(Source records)

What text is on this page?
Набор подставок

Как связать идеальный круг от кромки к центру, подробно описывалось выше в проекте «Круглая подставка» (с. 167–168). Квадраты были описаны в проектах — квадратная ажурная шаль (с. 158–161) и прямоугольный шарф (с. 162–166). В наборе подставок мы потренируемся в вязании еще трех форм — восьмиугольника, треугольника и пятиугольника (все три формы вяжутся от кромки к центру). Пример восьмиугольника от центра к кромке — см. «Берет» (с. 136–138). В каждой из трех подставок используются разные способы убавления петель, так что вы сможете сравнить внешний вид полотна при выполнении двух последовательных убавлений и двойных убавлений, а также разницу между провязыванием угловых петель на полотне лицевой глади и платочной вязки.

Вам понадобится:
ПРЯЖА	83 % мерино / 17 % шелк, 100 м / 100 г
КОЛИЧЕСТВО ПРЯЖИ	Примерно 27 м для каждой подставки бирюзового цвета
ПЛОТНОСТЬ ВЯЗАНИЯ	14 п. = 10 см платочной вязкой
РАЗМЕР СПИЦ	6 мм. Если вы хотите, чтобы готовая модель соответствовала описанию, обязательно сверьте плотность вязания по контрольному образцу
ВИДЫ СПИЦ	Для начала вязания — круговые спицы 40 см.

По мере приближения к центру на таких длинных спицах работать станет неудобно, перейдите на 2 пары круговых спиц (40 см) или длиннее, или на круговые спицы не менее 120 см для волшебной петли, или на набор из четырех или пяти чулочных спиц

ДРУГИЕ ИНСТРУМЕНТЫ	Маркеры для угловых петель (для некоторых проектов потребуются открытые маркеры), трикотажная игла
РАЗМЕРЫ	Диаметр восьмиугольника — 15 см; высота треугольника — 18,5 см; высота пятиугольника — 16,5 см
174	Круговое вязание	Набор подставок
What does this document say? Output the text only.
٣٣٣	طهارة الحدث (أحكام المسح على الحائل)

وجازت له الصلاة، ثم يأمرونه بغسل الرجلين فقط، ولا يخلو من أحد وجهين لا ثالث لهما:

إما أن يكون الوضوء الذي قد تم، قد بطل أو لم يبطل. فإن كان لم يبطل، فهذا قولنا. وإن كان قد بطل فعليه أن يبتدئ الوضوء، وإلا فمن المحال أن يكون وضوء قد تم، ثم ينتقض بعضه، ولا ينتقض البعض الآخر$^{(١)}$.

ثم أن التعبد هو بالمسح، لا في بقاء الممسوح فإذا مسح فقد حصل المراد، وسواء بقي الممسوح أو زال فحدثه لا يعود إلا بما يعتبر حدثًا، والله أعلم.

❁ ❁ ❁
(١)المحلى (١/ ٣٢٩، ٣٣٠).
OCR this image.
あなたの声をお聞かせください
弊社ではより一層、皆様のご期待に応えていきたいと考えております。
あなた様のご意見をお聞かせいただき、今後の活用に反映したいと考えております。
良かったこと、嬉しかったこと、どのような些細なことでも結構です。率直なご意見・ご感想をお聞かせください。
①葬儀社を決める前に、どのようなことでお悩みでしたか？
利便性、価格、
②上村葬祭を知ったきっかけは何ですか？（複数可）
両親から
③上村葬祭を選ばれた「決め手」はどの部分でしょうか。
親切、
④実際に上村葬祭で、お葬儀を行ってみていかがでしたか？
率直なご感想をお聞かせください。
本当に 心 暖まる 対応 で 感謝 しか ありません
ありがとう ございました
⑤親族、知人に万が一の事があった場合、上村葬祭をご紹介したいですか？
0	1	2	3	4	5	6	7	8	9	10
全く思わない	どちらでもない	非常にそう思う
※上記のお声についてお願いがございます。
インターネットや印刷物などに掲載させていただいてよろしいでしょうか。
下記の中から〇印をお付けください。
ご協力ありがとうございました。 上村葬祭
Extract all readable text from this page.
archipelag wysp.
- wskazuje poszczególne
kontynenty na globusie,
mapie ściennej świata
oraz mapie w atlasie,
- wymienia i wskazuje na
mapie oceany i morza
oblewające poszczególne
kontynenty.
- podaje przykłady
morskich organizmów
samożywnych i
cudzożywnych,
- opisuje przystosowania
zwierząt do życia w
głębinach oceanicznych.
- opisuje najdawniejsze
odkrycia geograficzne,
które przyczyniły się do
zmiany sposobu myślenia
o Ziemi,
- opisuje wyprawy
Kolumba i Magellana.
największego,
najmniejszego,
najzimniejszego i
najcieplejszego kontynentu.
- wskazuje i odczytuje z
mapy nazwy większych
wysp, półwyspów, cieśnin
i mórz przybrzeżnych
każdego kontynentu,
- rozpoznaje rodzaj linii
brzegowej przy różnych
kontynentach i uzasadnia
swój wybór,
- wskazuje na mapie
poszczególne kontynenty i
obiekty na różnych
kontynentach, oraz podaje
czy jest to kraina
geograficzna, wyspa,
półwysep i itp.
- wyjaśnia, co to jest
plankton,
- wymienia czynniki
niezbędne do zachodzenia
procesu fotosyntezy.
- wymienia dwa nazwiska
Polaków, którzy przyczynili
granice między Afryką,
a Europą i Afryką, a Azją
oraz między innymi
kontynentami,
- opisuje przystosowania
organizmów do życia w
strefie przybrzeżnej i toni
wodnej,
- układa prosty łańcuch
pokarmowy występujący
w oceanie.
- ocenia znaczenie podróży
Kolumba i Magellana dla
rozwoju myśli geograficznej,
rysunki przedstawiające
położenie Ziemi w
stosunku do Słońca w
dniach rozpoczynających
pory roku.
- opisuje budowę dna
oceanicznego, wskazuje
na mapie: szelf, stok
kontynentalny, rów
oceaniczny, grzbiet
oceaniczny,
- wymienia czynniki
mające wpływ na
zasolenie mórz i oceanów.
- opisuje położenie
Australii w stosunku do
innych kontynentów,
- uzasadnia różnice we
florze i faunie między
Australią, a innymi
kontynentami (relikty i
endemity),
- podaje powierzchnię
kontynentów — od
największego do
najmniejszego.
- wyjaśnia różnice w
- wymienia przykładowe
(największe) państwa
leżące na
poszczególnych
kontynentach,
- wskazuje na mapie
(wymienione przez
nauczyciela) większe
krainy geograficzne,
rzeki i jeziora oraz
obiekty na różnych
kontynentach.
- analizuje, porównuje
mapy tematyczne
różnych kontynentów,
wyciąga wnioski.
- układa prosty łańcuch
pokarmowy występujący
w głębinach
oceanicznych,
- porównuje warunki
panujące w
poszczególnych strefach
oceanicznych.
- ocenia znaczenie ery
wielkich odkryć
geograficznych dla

TASK INSTRUCTIONS - Copy out every line in the listing where the word "położenie" appears.

TASK OUTPUT -
położenie Ziemi w
- opisuje położenie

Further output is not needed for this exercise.